- **Exercise brief**
From the records below, pull each line that has "title".

- **Data in this exercise**
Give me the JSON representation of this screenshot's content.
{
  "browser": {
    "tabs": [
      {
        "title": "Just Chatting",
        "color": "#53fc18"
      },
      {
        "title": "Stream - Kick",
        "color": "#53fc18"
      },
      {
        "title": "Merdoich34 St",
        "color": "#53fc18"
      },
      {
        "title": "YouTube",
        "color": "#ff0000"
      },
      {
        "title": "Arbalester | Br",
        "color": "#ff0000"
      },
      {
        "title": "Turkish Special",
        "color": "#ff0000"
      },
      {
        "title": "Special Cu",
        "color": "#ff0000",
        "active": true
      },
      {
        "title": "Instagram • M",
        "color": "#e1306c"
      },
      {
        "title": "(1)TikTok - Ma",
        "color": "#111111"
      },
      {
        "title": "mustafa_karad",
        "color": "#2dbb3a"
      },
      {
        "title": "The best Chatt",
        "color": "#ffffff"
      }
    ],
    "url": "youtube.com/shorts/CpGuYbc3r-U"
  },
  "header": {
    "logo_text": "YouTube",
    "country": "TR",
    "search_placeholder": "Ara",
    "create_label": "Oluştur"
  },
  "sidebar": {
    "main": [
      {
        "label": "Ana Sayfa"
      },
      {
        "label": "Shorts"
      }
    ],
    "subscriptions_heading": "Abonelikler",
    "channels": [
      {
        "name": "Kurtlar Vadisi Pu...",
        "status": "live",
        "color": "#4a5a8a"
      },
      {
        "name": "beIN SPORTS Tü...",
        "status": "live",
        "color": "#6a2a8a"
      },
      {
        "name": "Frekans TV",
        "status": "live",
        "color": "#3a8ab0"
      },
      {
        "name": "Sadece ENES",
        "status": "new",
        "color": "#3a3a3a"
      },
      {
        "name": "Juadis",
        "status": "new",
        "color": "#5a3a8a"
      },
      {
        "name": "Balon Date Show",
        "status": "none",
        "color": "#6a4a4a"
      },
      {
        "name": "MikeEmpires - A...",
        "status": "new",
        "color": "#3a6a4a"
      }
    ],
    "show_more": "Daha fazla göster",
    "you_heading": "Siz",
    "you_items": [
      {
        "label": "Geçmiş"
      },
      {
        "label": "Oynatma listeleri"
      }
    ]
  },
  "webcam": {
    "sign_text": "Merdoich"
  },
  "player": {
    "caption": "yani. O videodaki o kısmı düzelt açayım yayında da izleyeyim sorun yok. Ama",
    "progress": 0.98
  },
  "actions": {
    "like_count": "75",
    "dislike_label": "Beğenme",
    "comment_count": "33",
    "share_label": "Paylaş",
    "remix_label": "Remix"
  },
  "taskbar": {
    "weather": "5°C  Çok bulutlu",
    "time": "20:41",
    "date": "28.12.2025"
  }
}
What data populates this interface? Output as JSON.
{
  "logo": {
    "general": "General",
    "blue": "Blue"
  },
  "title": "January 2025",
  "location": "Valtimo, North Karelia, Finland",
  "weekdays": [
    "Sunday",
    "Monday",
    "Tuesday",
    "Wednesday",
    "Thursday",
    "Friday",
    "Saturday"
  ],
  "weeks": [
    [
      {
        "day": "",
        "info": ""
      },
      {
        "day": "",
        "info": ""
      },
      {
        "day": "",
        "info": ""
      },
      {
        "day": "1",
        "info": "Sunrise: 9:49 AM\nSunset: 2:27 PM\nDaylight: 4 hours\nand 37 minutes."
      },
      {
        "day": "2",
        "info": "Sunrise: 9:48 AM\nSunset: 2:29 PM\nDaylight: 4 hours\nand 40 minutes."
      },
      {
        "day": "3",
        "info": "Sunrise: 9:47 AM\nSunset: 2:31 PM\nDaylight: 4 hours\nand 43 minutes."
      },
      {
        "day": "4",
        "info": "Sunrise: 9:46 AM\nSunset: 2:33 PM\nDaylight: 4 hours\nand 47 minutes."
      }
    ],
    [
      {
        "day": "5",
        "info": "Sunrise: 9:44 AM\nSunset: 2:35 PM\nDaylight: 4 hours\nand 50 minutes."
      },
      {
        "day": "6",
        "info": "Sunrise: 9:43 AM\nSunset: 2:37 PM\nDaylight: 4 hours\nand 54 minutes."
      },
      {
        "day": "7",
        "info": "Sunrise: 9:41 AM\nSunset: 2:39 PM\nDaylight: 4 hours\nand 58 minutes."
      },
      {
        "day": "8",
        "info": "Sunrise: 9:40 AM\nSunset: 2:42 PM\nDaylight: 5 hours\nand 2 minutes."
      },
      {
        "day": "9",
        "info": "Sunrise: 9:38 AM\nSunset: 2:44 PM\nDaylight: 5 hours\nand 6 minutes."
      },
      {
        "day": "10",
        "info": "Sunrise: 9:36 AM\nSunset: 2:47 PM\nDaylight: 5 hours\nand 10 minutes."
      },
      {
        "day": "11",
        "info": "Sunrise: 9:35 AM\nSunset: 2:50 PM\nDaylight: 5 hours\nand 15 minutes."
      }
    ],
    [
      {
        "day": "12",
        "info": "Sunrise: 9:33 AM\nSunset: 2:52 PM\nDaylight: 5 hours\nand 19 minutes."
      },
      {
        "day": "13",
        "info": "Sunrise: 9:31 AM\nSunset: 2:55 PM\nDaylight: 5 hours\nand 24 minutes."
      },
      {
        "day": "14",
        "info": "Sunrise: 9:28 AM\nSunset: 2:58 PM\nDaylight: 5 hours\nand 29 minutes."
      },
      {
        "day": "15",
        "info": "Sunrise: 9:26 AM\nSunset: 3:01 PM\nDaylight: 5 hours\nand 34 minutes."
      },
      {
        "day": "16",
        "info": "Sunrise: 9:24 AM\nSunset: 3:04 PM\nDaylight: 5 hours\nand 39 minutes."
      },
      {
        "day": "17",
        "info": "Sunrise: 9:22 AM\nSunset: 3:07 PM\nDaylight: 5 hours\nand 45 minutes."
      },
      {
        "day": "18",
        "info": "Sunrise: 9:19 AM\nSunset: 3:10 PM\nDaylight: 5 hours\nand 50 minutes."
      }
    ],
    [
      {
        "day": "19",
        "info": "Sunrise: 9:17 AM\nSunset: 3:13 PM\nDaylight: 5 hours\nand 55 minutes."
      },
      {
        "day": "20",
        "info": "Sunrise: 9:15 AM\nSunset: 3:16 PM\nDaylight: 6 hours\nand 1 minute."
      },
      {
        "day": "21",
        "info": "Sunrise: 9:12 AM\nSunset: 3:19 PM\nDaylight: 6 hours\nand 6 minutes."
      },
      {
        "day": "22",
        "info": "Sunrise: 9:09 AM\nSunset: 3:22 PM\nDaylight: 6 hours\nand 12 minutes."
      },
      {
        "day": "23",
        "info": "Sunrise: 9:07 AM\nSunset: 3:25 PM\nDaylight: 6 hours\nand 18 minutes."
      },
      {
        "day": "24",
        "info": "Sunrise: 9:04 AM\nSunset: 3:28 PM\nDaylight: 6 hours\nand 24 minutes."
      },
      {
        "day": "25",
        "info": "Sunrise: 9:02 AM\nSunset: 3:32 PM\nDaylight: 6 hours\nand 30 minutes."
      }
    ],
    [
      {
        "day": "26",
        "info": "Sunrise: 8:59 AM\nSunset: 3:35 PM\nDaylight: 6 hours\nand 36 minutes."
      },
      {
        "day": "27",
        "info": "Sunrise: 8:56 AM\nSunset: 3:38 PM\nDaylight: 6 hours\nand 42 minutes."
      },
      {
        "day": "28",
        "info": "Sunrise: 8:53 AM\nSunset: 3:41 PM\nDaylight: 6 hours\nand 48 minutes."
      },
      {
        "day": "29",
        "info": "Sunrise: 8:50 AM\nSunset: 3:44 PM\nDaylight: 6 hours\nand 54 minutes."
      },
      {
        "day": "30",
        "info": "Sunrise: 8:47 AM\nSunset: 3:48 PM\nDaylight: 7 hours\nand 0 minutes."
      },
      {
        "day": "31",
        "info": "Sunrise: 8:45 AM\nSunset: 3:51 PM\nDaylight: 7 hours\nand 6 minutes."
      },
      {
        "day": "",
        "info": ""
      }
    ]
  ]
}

- **Task result**
        "title": "Just Chatting",
        "title": "Stream - Kick",
        "title": "Merdoich34 St",
        "title": "YouTube",
        "title": "Arbalester | Br",
        "title": "Turkish Special",
        "title": "Special Cu",
        "title": "Instagram • M",
        "title": "(1)TikTok - Ma",
        "title": "mustafa_karad",
        "title": "The best Chatt",
  "title": "January 2025",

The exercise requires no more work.